==== Provided records

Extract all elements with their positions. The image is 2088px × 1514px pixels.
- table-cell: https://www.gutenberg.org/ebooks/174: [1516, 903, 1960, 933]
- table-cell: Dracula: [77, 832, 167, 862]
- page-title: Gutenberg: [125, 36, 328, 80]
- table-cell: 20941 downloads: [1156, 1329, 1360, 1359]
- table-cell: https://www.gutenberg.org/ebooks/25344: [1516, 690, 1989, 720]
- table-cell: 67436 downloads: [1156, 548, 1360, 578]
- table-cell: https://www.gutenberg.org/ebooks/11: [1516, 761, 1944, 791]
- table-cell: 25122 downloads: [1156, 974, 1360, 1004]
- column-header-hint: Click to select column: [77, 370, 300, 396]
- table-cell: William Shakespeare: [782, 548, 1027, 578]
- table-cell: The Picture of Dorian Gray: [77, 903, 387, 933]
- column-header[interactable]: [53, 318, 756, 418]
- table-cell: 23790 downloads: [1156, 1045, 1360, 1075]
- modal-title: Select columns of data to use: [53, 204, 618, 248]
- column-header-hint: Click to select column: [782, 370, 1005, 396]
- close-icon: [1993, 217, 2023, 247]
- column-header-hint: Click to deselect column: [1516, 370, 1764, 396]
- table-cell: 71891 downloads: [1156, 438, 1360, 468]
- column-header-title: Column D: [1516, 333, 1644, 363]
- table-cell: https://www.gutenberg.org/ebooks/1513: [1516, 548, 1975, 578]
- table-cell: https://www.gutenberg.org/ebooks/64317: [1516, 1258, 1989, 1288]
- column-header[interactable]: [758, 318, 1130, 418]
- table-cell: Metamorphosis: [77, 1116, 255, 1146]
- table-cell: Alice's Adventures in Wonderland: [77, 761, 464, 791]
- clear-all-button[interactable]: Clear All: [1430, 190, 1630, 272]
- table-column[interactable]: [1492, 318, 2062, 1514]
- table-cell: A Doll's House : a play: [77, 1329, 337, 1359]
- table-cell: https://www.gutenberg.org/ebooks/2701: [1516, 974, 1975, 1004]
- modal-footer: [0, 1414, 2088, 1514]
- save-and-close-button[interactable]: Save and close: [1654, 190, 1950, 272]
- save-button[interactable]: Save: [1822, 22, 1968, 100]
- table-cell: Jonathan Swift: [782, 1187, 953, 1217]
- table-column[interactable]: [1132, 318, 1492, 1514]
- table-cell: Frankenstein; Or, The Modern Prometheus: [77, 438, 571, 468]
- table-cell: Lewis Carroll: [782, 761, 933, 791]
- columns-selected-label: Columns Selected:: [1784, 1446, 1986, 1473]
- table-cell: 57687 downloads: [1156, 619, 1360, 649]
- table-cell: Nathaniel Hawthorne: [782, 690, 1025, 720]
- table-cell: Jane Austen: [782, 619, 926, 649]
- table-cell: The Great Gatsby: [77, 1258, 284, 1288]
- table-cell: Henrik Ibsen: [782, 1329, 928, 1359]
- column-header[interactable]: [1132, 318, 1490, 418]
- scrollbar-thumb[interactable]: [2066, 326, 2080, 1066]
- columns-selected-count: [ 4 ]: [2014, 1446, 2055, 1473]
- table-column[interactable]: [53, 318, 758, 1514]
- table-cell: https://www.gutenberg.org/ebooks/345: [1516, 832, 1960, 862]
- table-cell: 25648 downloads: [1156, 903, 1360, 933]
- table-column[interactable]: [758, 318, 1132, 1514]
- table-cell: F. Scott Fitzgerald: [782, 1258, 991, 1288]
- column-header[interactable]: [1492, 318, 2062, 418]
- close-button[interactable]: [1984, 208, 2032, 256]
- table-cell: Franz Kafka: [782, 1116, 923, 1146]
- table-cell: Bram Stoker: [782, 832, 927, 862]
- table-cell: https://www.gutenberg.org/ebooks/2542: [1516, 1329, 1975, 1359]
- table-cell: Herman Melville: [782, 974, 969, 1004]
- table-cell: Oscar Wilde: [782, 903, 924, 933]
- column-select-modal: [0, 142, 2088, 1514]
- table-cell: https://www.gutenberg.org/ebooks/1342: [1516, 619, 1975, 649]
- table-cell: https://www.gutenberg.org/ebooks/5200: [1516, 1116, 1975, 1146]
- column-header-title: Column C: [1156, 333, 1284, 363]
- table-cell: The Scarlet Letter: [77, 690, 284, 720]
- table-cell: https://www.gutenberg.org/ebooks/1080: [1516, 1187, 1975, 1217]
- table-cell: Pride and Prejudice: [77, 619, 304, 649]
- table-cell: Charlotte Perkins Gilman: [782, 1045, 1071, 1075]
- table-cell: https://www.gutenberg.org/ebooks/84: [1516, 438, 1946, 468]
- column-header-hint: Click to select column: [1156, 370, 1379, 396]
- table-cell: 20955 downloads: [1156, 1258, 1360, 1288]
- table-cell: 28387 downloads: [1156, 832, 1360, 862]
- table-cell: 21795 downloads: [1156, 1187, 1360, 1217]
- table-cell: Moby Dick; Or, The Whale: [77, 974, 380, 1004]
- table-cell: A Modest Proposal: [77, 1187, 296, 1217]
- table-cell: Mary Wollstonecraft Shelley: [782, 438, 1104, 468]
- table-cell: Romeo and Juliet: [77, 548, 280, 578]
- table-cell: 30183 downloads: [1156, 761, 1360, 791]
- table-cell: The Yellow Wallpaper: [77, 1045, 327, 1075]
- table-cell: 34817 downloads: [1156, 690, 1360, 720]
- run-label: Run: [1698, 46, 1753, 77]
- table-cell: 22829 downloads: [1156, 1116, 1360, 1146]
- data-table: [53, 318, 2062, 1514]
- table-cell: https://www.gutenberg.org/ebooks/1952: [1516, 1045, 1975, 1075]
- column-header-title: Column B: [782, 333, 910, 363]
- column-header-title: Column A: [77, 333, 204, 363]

========

### Instructions for the task
Return every line of the listing above without any changes.

### Solution to this problem
Extract all elements with their positions. The image is 2088px × 1514px pixels.
- table-cell: https://www.gutenberg.org/ebooks/174: [1516, 903, 1960, 933]
- table-cell: Dracula: [77, 832, 167, 862]
- page-title: Gutenberg: [125, 36, 328, 80]
- table-cell: 20941 downloads: [1156, 1329, 1360, 1359]
- table-cell: https://www.gutenberg.org/ebooks/25344: [1516, 690, 1989, 720]
- table-cell: 67436 downloads: [1156, 548, 1360, 578]
- table-cell: https://www.gutenberg.org/ebooks/11: [1516, 761, 1944, 791]
- table-cell: 25122 downloads: [1156, 974, 1360, 1004]
- column-header-hint: Click to select column: [77, 370, 300, 396]
- table-cell: William Shakespeare: [782, 548, 1027, 578]
- table-cell: The Picture of Dorian Gray: [77, 903, 387, 933]
- column-header[interactable]: [53, 318, 756, 418]
- table-cell: 23790 downloads: [1156, 1045, 1360, 1075]
- modal-title: Select columns of data to use: [53, 204, 618, 248]
- column-header-hint: Click to select column: [782, 370, 1005, 396]
- close-icon: [1993, 217, 2023, 247]
- column-header-hint: Click to deselect column: [1516, 370, 1764, 396]
- table-cell: 71891 downloads: [1156, 438, 1360, 468]
- column-header-title: Column D: [1516, 333, 1644, 363]
- table-cell: https://www.gutenberg.org/ebooks/1513: [1516, 548, 1975, 578]
- table-cell: https://www.gutenberg.org/ebooks/64317: [1516, 1258, 1989, 1288]
- column-header[interactable]: [758, 318, 1130, 418]
- table-cell: Metamorphosis: [77, 1116, 255, 1146]
- table-cell: Alice's Adventures in Wonderland: [77, 761, 464, 791]
- clear-all-button[interactable]: Clear All: [1430, 190, 1630, 272]
- table-column[interactable]: [1492, 318, 2062, 1514]
- table-cell: A Doll's House : a play: [77, 1329, 337, 1359]
- table-cell: https://www.gutenberg.org/ebooks/2701: [1516, 974, 1975, 1004]
- modal-footer: [0, 1414, 2088, 1514]
- save-and-close-button[interactable]: Save and close: [1654, 190, 1950, 272]
- save-button[interactable]: Save: [1822, 22, 1968, 100]
- table-cell: Jonathan Swift: [782, 1187, 953, 1217]
- table-column[interactable]: [1132, 318, 1492, 1514]
- table-cell: Frankenstein; Or, The Modern Prometheus: [77, 438, 571, 468]
- table-cell: Lewis Carroll: [782, 761, 933, 791]
- columns-selected-label: Columns Selected:: [1784, 1446, 1986, 1473]
- table-cell: 57687 downloads: [1156, 619, 1360, 649]
- table-cell: Nathaniel Hawthorne: [782, 690, 1025, 720]
- table-cell: Jane Austen: [782, 619, 926, 649]
- table-cell: The Great Gatsby: [77, 1258, 284, 1288]
- table-cell: Henrik Ibsen: [782, 1329, 928, 1359]
- column-header[interactable]: [1132, 318, 1490, 418]
- scrollbar-thumb[interactable]: [2066, 326, 2080, 1066]
- columns-selected-count: [ 4 ]: [2014, 1446, 2055, 1473]
- table-column[interactable]: [53, 318, 758, 1514]
- table-cell: https://www.gutenberg.org/ebooks/345: [1516, 832, 1960, 862]
- table-cell: 25648 downloads: [1156, 903, 1360, 933]
- table-column[interactable]: [758, 318, 1132, 1514]
- table-cell: F. Scott Fitzgerald: [782, 1258, 991, 1288]
- column-header[interactable]: [1492, 318, 2062, 418]
- close-button[interactable]: [1984, 208, 2032, 256]
- table-cell: Franz Kafka: [782, 1116, 923, 1146]
- table-cell: Bram Stoker: [782, 832, 927, 862]
- table-cell: https://www.gutenberg.org/ebooks/2542: [1516, 1329, 1975, 1359]
- table-cell: Herman Melville: [782, 974, 969, 1004]
- table-cell: Oscar Wilde: [782, 903, 924, 933]
- column-select-modal: [0, 142, 2088, 1514]
- table-cell: https://www.gutenberg.org/ebooks/1342: [1516, 619, 1975, 649]
- table-cell: https://www.gutenberg.org/ebooks/5200: [1516, 1116, 1975, 1146]
- column-header-title: Column C: [1156, 333, 1284, 363]
- table-cell: The Scarlet Letter: [77, 690, 284, 720]
- table-cell: https://www.gutenberg.org/ebooks/1080: [1516, 1187, 1975, 1217]
- table-cell: Pride and Prejudice: [77, 619, 304, 649]
- table-cell: Charlotte Perkins Gilman: [782, 1045, 1071, 1075]
- table-cell: https://www.gutenberg.org/ebooks/84: [1516, 438, 1946, 468]
- column-header-hint: Click to select column: [1156, 370, 1379, 396]
- table-cell: 20955 downloads: [1156, 1258, 1360, 1288]
- table-cell: 28387 downloads: [1156, 832, 1360, 862]
- table-cell: 21795 downloads: [1156, 1187, 1360, 1217]
- table-cell: Moby Dick; Or, The Whale: [77, 974, 380, 1004]
- table-cell: A Modest Proposal: [77, 1187, 296, 1217]
- table-cell: Mary Wollstonecraft Shelley: [782, 438, 1104, 468]
- table-cell: Romeo and Juliet: [77, 548, 280, 578]
- table-cell: 30183 downloads: [1156, 761, 1360, 791]
- table-cell: The Yellow Wallpaper: [77, 1045, 327, 1075]
- table-cell: 34817 downloads: [1156, 690, 1360, 720]
- run-label: Run: [1698, 46, 1753, 77]
- table-cell: 22829 downloads: [1156, 1116, 1360, 1146]
- data-table: [53, 318, 2062, 1514]
- table-cell: https://www.gutenberg.org/ebooks/1952: [1516, 1045, 1975, 1075]
- column-header-title: Column B: [782, 333, 910, 363]
- column-header-title: Column A: [77, 333, 204, 363]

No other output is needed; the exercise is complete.